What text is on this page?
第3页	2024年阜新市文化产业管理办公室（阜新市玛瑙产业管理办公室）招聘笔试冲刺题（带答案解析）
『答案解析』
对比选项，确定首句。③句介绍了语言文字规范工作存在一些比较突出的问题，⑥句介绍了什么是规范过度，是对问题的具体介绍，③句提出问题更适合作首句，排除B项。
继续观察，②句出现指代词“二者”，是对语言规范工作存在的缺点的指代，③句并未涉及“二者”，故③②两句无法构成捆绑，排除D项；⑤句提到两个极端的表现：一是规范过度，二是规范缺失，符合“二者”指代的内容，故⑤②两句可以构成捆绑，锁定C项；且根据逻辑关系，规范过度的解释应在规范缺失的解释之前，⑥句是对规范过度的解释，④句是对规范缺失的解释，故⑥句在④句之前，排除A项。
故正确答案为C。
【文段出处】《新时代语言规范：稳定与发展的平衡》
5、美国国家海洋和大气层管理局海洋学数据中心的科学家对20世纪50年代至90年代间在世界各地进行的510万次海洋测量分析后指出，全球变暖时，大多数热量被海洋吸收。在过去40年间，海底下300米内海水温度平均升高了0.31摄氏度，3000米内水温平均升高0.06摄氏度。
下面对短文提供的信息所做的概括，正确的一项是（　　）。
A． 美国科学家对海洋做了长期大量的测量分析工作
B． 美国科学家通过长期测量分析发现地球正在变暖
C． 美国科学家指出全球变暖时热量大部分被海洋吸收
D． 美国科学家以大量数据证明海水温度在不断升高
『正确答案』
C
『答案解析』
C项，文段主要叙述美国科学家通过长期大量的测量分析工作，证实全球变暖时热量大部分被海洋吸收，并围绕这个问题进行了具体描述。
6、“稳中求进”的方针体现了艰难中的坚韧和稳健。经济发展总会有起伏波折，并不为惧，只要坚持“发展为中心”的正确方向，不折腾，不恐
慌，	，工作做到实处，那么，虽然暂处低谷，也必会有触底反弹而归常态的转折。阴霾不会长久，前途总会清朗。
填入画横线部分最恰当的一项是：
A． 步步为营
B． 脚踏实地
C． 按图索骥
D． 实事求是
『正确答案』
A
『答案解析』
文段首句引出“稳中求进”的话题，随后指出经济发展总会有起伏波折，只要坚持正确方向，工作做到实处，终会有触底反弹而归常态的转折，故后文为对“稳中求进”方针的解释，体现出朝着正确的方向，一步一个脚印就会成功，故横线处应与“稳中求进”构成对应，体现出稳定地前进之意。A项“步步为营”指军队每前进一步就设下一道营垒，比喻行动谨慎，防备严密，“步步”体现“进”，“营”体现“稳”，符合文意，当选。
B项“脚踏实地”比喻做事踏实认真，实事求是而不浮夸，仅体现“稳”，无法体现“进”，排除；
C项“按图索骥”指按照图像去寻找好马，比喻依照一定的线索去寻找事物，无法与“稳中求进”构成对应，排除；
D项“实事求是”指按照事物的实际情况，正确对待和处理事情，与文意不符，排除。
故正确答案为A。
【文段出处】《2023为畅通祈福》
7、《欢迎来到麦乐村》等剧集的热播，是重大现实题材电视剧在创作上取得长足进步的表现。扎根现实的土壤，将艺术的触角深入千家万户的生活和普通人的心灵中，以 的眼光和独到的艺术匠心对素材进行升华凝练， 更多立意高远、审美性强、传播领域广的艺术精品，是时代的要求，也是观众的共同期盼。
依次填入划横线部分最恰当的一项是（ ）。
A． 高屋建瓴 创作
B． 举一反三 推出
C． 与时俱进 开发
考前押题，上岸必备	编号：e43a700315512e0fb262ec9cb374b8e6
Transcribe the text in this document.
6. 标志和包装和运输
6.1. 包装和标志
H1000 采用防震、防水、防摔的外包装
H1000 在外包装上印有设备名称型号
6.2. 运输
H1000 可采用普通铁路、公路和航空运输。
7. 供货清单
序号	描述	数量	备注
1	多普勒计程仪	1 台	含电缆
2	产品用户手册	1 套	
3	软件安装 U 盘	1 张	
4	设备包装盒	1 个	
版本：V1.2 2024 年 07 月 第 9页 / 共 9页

+++

Exercise requirements:
Count how many lines above contain the word "text". Reply with the number alone.

Exercise result:
2